> Requirement:
Only the number is wanted: tally the lines below that contain the word "marca".

> The input:
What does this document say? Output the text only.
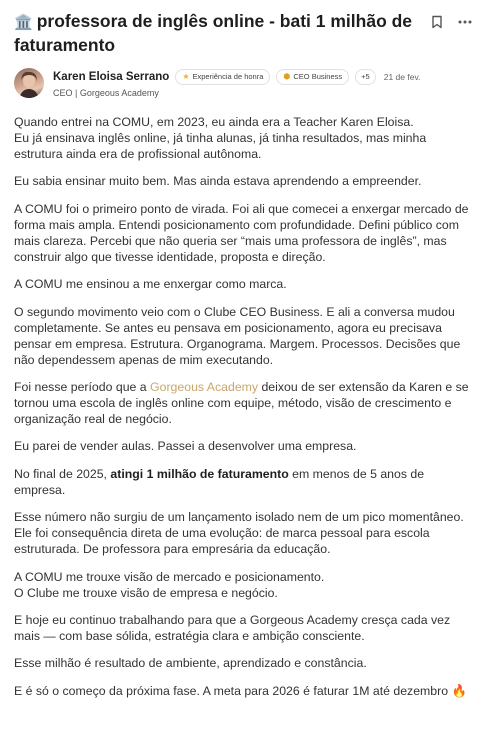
🏛️ professora de inglês online - bati 1 milhão de faturamento
Karen Eloisa Serrano ★ Experiência de honra	⬢ CEO Business	+5	21 de fev.
CEO | Gorgeous Academy

Quando entrei na COMU, em 2023, eu ainda era a Teacher Karen Eloisa.
Eu já ensinava inglês online, já tinha alunas, já tinha resultados, mas minha estrutura ainda era de profissional autônoma.

Eu sabia ensinar muito bem. Mas ainda estava aprendendo a empreender.

A COMU foi o primeiro ponto de virada. Foi ali que comecei a enxergar mercado de forma mais ampla. Entendi posicionamento com profundidade. Defini público com mais clareza. Percebi que não queria ser “mais uma professora de inglês”, mas construir algo que tivesse identidade, proposta e direção.

A COMU me ensinou a me enxergar como marca.

O segundo movimento veio com o Clube CEO Business. E ali a conversa mudou completamente. Se antes eu pensava em posicionamento, agora eu precisava pensar em empresa. Estrutura. Organograma. Margem. Processos. Decisões que não dependessem apenas de mim executando.

Foi nesse período que a Gorgeous Academy deixou de ser extensão da Karen e se tornou uma escola de inglês online com equipe, método, visão de crescimento e organização real de negócio.

Eu parei de vender aulas. Passei a desenvolver uma empresa.

No final de 2025, atingi 1 milhão de faturamento em menos de 5 anos de empresa.

Esse número não surgiu de um lançamento isolado nem de um pico momentâneo.
Ele foi consequência direta de uma evolução: de marca pessoal para escola estruturada. De professora para empresária da educação.

A COMU me trouxe visão de mercado e posicionamento.
O Clube me trouxe visão de empresa e negócio.

E hoje eu continuo trabalhando para que a Gorgeous Academy cresça cada vez mais — com base sólida, estratégia clara e ambição consciente.

Esse milhão é resultado de ambiente, aprendizado e constância.

E é só o começo da próxima fase. A meta para 2026 é faturar 1M até dezembro 🔥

> Result of the task:
2